- Текст для чтения:

☆ ☆ ☆ ☆ ☆ ☆ ☆

В те страшные, военные дни осени сорок первого мы все от мала до велика слушали сводки Совинформбюро. Но никто из детей не слушал их так, как слушал их Мур. Спросили бы меня тогда, как это так?. – я бы не сумела ответить. Так слушали сводки раненые в госпитале. Потом я это увидела и сразу узнала. Узнала Мура, но не нашла слово. Сегодня это слово знаю: причастность.
Что делало его причастнее сверстников, которым, как и ему, предстоял фронт? Его зрелость, опережающая возраст? Трагедия семьи, неотступное злосчастие, взорвавшееся самоубийством матери? Он, как те раненые в госпитале, уже был ранен.
Всё это сегодняшние мысли. А тогда… Мур стоял под репродуктором в коридоре, прислонившись к стене, подавшись корпусом вперед, обе руки заведя за спину. Взгляд исподлобья, слушающий. Высокие брови, подпирающие тяжелый лоб. Стоя у противоположной стены узкого коридора напротив Мура, я смотрела на него: светлые глаза в черном ободке – как мишень, подумала я и страшно испугалась возникшего сравнения.

☆ ☆ ☆ ☆ ☆ ☆ ☆

- Представленные сведения:
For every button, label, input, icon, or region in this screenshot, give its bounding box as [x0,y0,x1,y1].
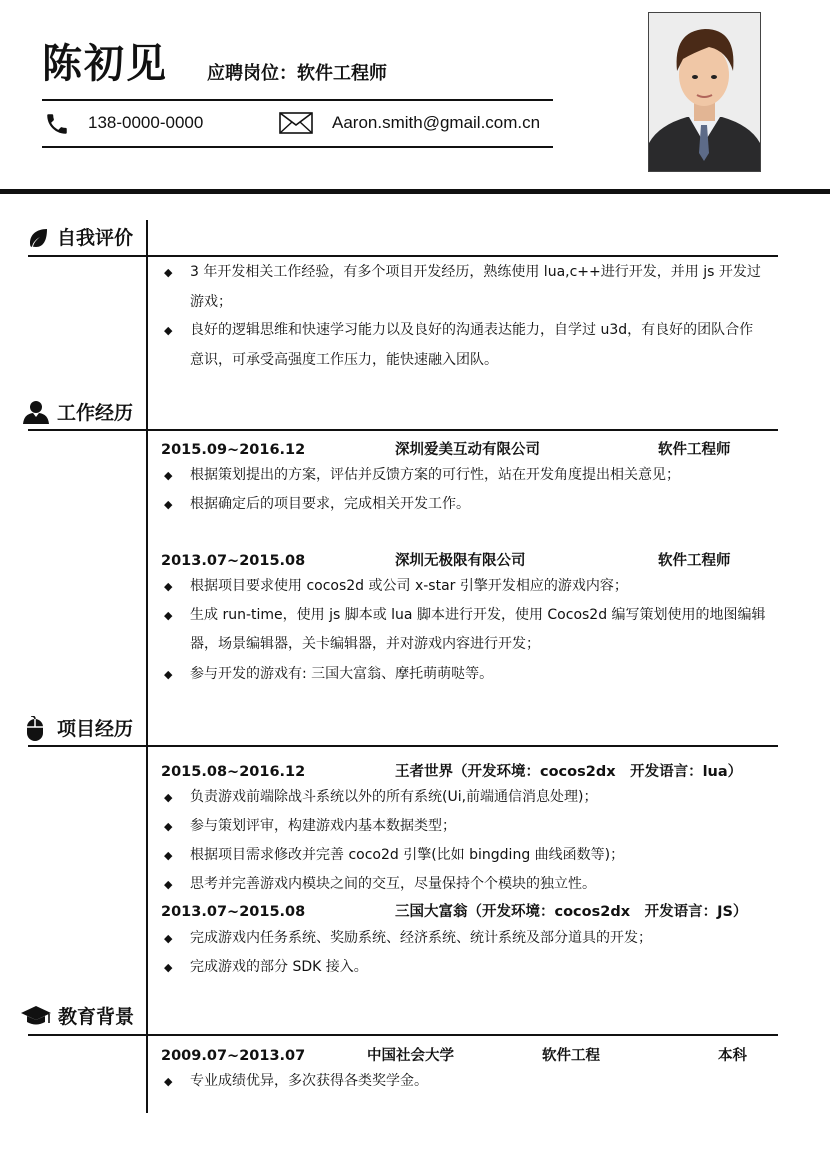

☆ ☆ ☆ ☆ ☆ ☆ ☆

- Задания для выполнения:
1: Верните из текста о Муре без изменений отрезок от «В те страшные, военные» до «слово знаю: причастность.».
2: Ответьте по тексту о Муре на вопросы:
(а) В какое время года и какого года происходят описанные события?
(б) Где стоял Мур, слушая сводки?
(в) Каким словом, известным сегодня, названо то, как Мур слушал сводки?

- Решения по заданиям:
1:
В те страшные, военные дни осени сорок первого мы все от мала до велика слушали сводки Совинформбюро. Но никто из детей не слушал их так, как слушал их Мур. Спросили бы меня тогда, как это так?. – я бы не сумела ответить. Так слушали сводки раненые в госпитале. Потом я это увидела и сразу узнала. Узнала Мура, но не нашла слово. Сегодня это слово знаю: причастность.

2:
(а) Осенью сорок первого года.
(б) Под репродуктором в коридоре, прислонившись к стене.
(в) Причастность.